Listings of element regions:
Begin
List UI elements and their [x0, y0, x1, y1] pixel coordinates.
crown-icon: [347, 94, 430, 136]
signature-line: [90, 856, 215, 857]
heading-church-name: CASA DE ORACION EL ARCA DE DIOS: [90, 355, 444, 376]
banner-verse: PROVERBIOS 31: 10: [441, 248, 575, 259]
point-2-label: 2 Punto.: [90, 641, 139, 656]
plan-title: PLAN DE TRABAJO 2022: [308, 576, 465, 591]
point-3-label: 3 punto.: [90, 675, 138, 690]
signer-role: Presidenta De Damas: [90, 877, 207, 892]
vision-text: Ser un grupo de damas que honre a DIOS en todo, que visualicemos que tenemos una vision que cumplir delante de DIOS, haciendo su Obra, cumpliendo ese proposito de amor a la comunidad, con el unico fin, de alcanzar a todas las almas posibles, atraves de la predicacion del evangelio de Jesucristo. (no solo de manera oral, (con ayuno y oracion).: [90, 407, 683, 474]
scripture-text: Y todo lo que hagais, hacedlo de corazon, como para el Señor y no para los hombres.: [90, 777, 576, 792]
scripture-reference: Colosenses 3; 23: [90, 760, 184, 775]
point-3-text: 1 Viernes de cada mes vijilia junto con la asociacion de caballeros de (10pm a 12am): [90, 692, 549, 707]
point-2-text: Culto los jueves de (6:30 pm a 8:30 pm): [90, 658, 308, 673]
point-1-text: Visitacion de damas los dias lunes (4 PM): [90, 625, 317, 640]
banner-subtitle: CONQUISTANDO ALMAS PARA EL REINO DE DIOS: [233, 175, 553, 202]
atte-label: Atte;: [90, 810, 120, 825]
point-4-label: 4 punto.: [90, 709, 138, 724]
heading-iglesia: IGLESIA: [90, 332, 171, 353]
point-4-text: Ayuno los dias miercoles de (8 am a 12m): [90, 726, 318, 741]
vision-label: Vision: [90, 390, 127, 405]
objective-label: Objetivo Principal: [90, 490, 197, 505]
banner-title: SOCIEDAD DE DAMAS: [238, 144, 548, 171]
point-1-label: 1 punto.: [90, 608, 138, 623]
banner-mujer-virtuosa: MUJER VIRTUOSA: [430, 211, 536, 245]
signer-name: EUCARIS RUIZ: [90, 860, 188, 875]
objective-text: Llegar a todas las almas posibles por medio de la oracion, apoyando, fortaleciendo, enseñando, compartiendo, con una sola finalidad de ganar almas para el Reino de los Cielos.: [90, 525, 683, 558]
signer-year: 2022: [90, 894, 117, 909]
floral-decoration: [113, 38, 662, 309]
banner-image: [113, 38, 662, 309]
End
Your objective: Copy every row above verbatim, line for line, without altering anything.

Reply to the task:
List UI elements and their [x0, y0, x1, y1] pixel coordinates.
crown-icon: [347, 94, 430, 136]
signature-line: [90, 856, 215, 857]
heading-church-name: CASA DE ORACION EL ARCA DE DIOS: [90, 355, 444, 376]
banner-verse: PROVERBIOS 31: 10: [441, 248, 575, 259]
point-2-label: 2 Punto.: [90, 641, 139, 656]
plan-title: PLAN DE TRABAJO 2022: [308, 576, 465, 591]
point-3-label: 3 punto.: [90, 675, 138, 690]
signer-role: Presidenta De Damas: [90, 877, 207, 892]
vision-text: Ser un grupo de damas que honre a DIOS en todo, que visualicemos que tenemos una vision que cumplir delante de DIOS, haciendo su Obra, cumpliendo ese proposito de amor a la comunidad, con el unico fin, de alcanzar a todas las almas posibles, atraves de la predicacion del evangelio de Jesucristo. (no solo de manera oral, (con ayuno y oracion).: [90, 407, 683, 474]
scripture-text: Y todo lo que hagais, hacedlo de corazon, como para el Señor y no para los hombres.: [90, 777, 576, 792]
scripture-reference: Colosenses 3; 23: [90, 760, 184, 775]
point-3-text: 1 Viernes de cada mes vijilia junto con la asociacion de caballeros de (10pm a 12am): [90, 692, 549, 707]
point-2-text: Culto los jueves de (6:30 pm a 8:30 pm): [90, 658, 308, 673]
point-1-text: Visitacion de damas los dias lunes (4 PM): [90, 625, 317, 640]
banner-subtitle: CONQUISTANDO ALMAS PARA EL REINO DE DIOS: [233, 175, 553, 202]
atte-label: Atte;: [90, 810, 120, 825]
point-4-label: 4 punto.: [90, 709, 138, 724]
heading-iglesia: IGLESIA: [90, 332, 171, 353]
point-4-text: Ayuno los dias miercoles de (8 am a 12m): [90, 726, 318, 741]
vision-label: Vision: [90, 390, 127, 405]
objective-label: Objetivo Principal: [90, 490, 197, 505]
banner-title: SOCIEDAD DE DAMAS: [238, 144, 548, 171]
point-1-label: 1 punto.: [90, 608, 138, 623]
banner-mujer-virtuosa: MUJER VIRTUOSA: [430, 211, 536, 245]
signer-name: EUCARIS RUIZ: [90, 860, 188, 875]
objective-text: Llegar a todas las almas posibles por medio de la oracion, apoyando, fortaleciendo, enseñando, compartiendo, con una sola finalidad de ganar almas para el Reino de los Cielos.: [90, 525, 683, 558]
signer-year: 2022: [90, 894, 117, 909]
floral-decoration: [113, 38, 662, 309]
banner-image: [113, 38, 662, 309]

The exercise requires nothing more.